Instructions for the task: Give every line from the entries that contains "программами".

---------- Record excerpts

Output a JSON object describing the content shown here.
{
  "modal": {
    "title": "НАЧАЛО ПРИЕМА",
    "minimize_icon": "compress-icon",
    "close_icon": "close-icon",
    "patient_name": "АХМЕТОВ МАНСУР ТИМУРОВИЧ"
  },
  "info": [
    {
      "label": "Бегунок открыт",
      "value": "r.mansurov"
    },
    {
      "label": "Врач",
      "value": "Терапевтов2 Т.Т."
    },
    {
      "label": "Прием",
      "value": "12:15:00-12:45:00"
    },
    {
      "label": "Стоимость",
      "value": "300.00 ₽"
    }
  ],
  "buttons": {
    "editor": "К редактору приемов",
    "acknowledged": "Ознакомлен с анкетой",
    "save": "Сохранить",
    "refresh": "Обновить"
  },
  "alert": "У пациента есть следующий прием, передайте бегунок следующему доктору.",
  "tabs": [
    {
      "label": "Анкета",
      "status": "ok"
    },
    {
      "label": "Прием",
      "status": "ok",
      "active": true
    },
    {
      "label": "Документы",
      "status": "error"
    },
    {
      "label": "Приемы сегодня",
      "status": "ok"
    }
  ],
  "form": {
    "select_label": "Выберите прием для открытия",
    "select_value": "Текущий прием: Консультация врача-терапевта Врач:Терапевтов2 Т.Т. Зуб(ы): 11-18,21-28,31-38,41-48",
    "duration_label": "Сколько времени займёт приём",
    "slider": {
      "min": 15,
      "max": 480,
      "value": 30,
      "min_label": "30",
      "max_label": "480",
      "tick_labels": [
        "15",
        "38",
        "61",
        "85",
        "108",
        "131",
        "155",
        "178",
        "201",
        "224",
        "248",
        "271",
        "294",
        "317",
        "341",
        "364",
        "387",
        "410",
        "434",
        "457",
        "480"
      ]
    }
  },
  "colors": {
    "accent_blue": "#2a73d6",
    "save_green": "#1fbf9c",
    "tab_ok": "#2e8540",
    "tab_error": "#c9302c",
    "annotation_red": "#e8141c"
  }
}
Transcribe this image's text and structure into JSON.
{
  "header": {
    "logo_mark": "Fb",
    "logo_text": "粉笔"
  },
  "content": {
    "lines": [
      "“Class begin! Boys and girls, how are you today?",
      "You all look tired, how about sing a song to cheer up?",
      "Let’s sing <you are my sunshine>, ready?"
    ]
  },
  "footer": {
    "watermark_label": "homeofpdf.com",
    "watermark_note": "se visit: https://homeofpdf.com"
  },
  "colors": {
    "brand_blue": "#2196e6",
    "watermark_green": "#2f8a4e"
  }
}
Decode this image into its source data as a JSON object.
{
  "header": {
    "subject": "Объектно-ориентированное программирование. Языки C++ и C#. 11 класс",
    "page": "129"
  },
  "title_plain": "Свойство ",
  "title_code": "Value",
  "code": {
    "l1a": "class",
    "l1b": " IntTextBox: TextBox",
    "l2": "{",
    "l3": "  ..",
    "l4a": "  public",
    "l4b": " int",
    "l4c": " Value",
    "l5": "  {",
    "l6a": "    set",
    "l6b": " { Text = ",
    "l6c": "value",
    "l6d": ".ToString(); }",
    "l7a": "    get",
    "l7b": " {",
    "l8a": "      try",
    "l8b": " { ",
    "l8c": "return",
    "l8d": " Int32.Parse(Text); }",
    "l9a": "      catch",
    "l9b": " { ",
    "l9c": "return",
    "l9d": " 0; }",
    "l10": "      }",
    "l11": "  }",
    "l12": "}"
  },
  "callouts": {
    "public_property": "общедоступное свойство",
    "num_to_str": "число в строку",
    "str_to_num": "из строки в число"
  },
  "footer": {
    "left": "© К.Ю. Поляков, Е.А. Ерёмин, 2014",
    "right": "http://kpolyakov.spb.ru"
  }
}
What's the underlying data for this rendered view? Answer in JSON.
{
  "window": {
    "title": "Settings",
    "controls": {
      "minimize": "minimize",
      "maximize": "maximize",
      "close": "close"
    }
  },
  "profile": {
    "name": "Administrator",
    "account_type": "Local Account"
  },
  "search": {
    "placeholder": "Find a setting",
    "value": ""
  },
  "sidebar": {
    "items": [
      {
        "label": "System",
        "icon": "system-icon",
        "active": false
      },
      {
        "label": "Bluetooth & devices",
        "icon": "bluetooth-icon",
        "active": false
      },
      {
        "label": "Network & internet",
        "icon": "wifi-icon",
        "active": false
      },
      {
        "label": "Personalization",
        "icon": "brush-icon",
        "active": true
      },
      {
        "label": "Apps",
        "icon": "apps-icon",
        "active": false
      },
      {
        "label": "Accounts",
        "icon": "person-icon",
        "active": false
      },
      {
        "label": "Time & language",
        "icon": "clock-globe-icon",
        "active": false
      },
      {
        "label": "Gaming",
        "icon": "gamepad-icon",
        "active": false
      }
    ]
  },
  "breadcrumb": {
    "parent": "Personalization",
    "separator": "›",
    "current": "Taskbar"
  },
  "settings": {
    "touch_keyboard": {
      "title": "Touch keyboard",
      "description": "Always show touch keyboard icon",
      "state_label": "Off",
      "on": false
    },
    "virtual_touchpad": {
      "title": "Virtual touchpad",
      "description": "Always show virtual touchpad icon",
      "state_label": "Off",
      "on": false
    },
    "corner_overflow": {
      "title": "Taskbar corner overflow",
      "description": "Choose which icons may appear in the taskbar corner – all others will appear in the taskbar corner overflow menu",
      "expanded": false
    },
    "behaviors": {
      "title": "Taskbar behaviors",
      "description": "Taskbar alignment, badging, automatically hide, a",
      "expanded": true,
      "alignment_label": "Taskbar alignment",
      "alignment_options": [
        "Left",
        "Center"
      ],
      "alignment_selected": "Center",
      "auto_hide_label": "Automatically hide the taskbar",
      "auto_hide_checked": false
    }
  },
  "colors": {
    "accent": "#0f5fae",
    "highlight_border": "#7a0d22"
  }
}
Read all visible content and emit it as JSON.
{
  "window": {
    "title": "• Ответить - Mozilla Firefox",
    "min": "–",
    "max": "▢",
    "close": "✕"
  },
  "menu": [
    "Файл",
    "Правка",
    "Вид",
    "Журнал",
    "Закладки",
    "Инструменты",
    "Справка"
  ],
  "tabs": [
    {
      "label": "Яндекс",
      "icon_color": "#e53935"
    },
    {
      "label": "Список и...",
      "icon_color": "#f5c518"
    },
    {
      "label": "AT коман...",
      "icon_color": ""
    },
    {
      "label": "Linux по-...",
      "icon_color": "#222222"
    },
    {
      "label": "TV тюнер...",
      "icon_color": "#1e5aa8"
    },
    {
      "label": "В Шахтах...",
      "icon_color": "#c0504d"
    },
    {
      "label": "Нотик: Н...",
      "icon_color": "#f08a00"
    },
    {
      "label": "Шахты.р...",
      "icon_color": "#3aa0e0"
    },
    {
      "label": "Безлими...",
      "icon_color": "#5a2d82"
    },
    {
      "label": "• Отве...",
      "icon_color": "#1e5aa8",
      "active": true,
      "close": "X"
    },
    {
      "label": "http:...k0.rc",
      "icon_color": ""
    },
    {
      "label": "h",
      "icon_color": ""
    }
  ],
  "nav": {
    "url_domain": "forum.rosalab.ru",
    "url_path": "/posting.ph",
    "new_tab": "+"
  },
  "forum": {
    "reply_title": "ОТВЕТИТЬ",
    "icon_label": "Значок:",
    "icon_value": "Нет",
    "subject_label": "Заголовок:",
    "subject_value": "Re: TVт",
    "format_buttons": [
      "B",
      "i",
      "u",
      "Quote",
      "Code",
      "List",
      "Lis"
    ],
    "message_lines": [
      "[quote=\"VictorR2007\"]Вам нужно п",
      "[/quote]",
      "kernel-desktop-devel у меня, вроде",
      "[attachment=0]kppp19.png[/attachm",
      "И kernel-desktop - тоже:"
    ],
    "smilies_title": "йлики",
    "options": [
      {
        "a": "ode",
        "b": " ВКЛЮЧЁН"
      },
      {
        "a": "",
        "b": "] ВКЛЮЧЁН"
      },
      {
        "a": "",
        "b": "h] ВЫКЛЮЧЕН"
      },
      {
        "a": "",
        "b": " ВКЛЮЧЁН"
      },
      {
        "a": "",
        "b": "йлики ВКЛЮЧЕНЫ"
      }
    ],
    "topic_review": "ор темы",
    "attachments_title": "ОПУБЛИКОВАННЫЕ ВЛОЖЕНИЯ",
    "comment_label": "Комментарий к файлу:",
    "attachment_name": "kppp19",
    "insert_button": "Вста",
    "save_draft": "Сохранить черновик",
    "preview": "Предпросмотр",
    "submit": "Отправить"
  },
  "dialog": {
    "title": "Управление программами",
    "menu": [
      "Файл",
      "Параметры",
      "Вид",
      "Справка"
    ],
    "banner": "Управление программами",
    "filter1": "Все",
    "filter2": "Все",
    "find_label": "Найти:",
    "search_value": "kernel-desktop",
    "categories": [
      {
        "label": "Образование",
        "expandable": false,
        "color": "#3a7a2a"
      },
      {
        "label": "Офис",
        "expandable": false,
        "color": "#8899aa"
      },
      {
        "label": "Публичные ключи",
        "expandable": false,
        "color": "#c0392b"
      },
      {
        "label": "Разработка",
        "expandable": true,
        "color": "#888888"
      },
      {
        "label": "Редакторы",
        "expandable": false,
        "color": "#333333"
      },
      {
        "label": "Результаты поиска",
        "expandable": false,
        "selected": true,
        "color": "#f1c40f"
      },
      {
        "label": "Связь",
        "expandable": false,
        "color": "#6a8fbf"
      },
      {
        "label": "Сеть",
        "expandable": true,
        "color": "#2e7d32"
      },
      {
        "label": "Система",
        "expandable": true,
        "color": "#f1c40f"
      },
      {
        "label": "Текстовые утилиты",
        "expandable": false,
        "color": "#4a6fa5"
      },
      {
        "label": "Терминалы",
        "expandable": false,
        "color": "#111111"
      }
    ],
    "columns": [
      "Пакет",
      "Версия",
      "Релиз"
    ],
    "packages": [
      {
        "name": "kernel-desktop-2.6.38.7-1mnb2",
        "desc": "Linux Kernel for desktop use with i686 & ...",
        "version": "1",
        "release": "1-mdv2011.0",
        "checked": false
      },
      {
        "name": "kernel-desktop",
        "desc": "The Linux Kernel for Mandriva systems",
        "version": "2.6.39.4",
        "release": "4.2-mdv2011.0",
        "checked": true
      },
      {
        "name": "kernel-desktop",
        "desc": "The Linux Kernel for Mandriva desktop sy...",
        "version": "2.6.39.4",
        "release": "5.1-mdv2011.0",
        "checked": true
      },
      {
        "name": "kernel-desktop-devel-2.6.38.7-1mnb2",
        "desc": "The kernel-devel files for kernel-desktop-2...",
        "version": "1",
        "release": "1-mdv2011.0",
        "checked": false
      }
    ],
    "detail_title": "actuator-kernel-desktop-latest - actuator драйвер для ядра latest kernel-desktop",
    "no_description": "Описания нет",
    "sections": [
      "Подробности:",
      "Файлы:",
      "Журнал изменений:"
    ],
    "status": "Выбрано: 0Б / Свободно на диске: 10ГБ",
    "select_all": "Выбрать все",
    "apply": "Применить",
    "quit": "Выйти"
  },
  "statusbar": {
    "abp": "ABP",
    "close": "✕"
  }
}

--------------------

Exercise response:
    "title": "Управление программами",
    "banner": "Управление программами",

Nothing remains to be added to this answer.